━━ Given entries

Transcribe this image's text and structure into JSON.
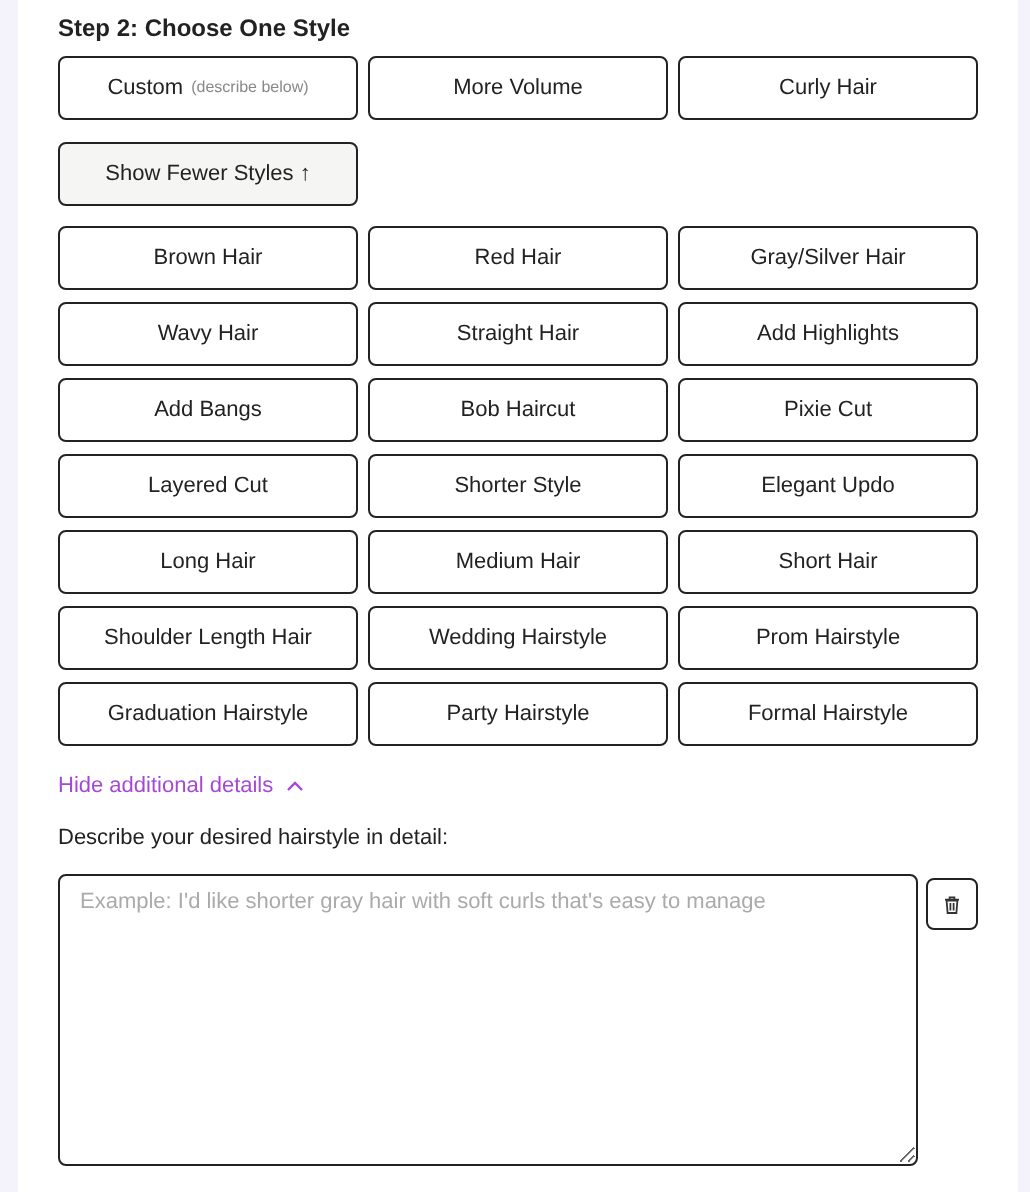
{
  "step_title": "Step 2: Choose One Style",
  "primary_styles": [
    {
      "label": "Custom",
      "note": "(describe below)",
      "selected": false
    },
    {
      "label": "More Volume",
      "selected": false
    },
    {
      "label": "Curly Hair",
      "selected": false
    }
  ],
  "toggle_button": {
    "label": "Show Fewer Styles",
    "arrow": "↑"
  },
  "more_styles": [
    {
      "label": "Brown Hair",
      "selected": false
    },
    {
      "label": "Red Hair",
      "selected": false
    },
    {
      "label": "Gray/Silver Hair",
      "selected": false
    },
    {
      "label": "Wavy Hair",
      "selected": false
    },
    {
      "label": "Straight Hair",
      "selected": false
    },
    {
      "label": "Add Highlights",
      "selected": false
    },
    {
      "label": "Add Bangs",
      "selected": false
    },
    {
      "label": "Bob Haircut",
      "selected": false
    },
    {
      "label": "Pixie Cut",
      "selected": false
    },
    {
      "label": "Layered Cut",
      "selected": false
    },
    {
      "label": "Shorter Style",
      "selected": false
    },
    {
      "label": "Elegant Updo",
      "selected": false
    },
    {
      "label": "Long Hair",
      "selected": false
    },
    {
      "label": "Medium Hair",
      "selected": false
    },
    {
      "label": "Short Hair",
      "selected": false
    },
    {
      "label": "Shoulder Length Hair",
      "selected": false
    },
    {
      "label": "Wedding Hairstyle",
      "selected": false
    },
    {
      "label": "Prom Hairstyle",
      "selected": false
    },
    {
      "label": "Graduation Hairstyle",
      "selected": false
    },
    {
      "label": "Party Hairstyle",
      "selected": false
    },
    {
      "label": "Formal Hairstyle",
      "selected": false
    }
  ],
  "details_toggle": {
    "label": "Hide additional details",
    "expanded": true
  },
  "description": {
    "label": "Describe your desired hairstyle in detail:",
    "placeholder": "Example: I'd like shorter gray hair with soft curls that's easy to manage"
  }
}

━━━━
━━ Given entries

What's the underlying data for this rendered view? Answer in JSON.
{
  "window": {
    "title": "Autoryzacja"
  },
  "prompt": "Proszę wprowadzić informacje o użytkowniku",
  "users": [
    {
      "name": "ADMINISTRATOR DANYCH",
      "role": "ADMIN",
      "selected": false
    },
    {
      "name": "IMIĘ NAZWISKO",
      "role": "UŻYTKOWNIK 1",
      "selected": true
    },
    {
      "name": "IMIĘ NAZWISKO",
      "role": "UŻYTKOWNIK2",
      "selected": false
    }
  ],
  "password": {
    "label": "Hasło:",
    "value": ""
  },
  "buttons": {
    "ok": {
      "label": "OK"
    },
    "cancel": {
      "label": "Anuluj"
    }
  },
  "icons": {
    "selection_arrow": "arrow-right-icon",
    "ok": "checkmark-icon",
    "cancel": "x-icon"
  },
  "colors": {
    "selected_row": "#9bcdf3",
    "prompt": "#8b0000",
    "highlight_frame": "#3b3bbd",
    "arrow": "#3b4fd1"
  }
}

━━━━
━━ Given entries

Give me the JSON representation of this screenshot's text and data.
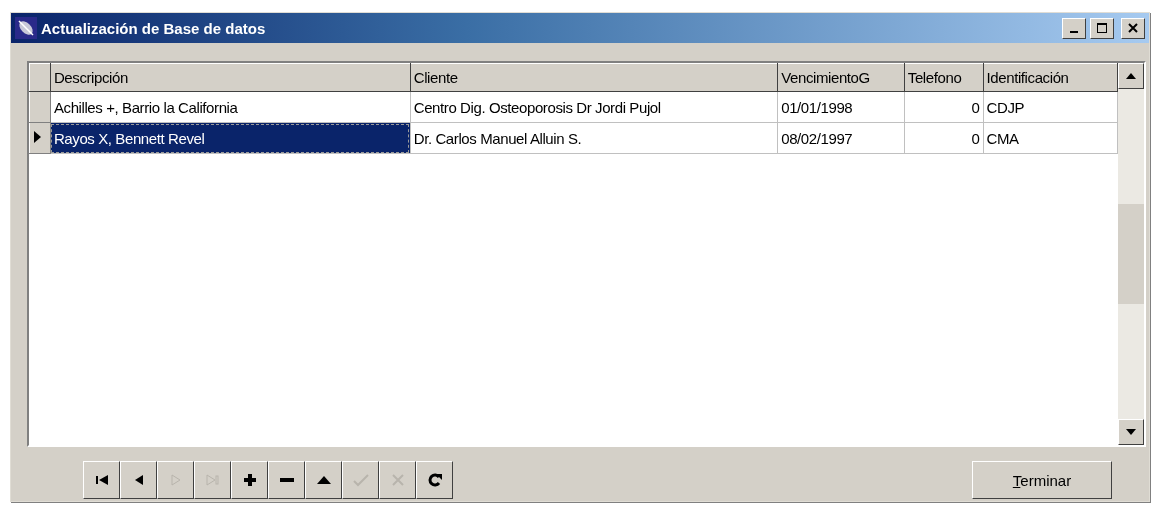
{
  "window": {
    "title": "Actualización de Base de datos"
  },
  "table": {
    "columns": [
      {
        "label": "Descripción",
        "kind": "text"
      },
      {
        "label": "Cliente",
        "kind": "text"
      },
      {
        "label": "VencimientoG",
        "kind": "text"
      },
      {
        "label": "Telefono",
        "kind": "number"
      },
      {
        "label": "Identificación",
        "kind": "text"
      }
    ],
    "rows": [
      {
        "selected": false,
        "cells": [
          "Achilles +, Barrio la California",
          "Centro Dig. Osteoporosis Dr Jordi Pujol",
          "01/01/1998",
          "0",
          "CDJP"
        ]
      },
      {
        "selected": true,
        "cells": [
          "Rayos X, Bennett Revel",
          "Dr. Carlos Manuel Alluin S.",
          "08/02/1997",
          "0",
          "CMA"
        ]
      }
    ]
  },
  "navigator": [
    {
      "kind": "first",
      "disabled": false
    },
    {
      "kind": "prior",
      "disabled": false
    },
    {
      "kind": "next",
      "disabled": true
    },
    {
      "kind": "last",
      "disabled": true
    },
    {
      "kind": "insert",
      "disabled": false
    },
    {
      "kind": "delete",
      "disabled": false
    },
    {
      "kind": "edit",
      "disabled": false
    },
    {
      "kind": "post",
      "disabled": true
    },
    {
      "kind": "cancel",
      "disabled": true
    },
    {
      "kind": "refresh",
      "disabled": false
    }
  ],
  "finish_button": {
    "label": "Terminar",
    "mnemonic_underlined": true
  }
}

━━━━

*Task objective*
Filter for "role". Return all lines that hold it.

*Output of the exercise*
      "role": "ADMIN",
      "role": "UŻYTKOWNIK 1",
      "role": "UŻYTKOWNIK2",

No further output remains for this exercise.